Pull every "What" line out of the data below.

Data to use =
# # #

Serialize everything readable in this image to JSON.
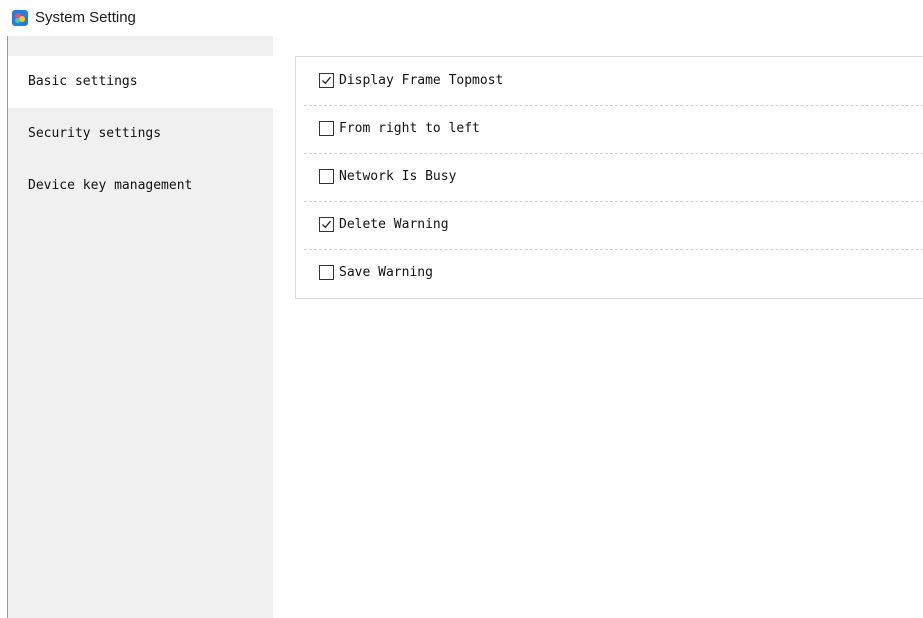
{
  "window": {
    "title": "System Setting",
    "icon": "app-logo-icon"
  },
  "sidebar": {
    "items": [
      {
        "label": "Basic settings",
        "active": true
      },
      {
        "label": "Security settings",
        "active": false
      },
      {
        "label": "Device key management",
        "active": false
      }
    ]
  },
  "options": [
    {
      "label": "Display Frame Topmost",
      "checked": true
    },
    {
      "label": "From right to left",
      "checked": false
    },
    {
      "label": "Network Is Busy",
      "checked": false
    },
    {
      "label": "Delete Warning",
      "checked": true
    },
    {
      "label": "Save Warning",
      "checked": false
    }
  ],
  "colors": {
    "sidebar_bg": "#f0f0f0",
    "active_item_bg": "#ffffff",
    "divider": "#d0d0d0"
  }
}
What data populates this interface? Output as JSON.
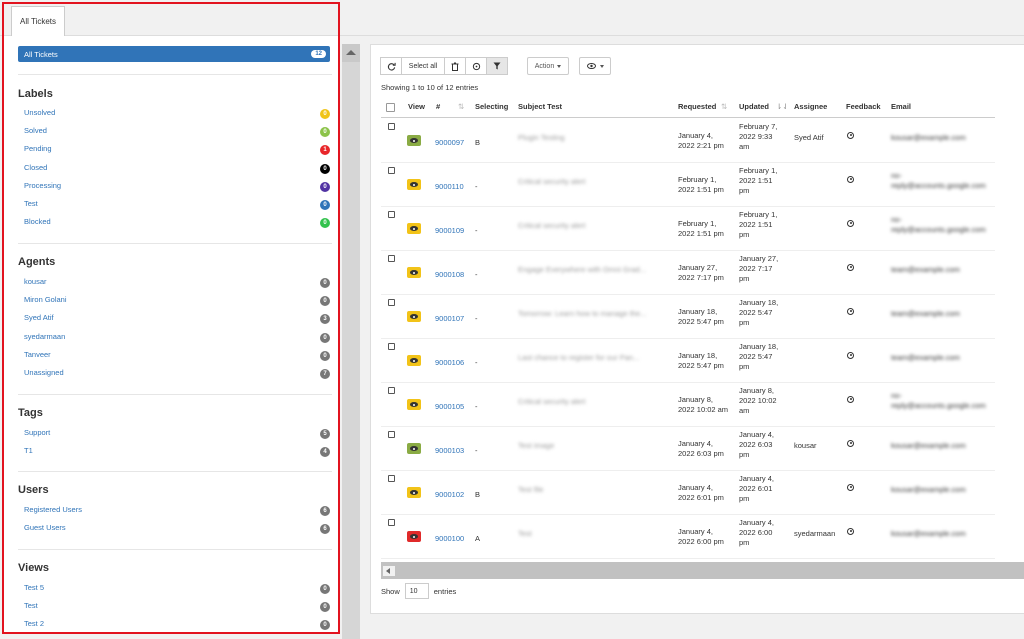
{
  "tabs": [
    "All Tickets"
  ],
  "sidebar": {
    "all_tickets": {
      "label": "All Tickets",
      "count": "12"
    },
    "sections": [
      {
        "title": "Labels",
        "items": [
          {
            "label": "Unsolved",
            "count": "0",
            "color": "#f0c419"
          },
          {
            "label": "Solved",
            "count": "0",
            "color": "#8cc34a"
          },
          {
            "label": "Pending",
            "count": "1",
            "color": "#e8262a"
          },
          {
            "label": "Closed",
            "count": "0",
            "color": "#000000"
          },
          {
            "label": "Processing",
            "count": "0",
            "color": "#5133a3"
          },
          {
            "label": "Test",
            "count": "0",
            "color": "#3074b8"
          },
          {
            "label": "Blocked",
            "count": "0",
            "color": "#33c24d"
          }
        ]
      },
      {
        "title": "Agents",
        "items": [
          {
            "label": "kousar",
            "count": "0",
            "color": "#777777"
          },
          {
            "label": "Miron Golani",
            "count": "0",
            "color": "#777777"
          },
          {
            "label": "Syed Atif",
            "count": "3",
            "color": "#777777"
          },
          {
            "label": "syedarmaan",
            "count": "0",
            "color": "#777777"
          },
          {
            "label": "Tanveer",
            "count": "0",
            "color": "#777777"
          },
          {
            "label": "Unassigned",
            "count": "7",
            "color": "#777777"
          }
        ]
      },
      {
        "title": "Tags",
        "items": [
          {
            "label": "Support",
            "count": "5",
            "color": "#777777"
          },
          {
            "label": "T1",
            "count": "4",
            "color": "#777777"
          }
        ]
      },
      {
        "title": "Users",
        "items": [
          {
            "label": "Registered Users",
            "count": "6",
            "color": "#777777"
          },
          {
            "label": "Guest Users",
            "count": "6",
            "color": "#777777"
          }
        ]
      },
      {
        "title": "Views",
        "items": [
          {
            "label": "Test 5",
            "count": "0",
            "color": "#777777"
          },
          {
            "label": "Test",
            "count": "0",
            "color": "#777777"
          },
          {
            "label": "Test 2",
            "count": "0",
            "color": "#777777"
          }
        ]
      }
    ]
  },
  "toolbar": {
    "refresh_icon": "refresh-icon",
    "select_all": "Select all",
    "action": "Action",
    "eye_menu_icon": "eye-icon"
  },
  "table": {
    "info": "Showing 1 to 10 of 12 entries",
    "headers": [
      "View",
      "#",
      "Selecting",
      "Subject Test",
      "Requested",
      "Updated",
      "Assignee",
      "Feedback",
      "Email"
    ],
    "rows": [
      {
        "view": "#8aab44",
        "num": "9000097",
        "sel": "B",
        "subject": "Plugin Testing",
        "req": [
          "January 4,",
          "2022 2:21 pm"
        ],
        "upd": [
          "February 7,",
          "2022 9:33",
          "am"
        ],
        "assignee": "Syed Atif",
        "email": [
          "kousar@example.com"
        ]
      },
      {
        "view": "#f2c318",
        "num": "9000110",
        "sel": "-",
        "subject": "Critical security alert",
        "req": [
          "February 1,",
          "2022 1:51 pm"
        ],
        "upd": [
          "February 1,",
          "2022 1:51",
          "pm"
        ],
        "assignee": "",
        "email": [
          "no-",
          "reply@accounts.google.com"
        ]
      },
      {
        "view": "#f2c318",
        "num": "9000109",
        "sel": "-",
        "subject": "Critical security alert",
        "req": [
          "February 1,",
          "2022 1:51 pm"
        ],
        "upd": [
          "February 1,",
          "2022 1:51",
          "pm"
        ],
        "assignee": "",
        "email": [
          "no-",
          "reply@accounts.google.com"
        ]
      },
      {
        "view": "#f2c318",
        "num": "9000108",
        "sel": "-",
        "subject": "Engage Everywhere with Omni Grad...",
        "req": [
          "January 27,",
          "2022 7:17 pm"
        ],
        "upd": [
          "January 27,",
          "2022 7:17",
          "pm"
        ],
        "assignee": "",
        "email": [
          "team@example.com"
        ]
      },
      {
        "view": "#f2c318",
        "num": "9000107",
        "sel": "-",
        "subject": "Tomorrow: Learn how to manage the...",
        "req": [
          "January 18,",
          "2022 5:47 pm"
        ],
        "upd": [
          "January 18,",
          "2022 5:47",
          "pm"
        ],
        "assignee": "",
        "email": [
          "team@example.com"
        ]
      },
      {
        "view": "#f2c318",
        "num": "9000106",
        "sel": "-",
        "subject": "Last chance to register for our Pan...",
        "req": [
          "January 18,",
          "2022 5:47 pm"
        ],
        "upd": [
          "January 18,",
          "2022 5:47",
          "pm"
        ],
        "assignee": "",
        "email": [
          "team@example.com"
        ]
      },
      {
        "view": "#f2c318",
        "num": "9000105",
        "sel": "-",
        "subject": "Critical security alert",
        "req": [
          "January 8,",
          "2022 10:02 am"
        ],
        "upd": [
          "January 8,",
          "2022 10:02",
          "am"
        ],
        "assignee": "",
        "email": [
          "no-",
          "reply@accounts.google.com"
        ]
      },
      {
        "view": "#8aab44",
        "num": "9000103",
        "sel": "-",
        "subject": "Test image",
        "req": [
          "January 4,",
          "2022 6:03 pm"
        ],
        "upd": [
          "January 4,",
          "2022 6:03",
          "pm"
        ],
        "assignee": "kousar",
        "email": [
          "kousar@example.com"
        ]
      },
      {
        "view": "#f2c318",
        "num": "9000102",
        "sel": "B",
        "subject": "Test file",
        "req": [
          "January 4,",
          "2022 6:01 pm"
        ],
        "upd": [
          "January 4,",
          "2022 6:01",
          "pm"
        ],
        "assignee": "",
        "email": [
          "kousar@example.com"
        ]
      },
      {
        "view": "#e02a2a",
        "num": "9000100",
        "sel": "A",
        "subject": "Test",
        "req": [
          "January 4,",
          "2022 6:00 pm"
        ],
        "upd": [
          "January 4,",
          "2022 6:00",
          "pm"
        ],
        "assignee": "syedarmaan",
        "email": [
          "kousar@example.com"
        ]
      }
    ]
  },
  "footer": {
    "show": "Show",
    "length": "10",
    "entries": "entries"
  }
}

# # #

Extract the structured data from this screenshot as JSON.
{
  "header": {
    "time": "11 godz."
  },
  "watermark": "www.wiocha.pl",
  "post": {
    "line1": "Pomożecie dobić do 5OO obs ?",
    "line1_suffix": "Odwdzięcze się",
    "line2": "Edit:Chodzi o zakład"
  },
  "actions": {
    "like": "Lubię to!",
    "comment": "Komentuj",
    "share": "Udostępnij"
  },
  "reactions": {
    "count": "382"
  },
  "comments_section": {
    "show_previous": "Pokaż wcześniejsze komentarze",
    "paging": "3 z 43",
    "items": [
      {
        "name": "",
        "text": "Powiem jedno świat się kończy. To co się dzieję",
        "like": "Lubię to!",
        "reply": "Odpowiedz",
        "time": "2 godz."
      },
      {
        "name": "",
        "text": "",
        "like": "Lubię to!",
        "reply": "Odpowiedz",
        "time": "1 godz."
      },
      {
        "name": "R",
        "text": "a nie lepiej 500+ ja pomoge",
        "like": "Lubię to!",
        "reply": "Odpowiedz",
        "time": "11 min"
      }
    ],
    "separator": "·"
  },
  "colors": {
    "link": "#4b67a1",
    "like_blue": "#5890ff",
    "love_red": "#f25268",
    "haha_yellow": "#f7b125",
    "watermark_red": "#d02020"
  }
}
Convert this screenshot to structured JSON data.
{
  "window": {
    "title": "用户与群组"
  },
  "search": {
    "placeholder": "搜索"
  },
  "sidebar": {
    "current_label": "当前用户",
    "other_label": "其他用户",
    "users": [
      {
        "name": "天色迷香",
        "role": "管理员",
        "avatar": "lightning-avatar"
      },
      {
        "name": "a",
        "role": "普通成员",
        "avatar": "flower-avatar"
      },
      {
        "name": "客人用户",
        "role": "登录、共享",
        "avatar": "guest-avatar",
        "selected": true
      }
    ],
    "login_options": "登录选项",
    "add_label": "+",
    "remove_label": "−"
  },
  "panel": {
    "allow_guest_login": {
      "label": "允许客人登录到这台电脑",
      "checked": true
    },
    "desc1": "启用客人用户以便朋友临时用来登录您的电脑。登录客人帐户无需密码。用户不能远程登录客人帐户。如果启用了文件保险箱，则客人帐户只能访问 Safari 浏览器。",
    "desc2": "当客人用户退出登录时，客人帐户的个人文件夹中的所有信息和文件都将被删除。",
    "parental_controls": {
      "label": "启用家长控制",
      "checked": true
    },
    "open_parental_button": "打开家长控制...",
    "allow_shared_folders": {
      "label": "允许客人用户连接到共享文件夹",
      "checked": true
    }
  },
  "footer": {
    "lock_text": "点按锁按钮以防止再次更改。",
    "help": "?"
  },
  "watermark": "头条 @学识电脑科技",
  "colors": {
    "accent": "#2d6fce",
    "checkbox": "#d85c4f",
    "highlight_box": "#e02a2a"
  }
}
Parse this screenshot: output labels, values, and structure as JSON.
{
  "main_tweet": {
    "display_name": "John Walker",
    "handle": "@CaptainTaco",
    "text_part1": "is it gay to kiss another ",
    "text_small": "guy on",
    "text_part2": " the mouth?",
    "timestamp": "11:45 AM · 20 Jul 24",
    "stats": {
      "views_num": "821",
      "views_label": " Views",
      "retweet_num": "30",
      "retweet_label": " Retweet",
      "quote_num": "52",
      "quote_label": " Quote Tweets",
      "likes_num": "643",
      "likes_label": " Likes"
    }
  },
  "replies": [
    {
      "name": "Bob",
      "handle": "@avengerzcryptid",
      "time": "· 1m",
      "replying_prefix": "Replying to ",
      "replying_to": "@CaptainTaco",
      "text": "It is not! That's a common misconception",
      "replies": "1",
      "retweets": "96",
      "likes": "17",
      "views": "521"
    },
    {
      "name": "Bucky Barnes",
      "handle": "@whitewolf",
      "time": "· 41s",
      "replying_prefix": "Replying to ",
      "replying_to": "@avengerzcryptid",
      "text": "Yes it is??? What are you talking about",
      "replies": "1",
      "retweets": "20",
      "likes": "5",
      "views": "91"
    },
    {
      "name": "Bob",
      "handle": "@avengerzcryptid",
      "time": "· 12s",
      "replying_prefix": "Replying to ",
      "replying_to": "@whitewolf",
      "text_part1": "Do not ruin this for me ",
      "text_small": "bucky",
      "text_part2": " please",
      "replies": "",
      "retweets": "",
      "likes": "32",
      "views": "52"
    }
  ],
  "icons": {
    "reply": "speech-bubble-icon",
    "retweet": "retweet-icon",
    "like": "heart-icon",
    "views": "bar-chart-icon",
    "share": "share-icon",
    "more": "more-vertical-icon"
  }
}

# # #

Correct response =
What data populates this interface? Output as JSON.
      "text": "Yes it is??? What are you talking about",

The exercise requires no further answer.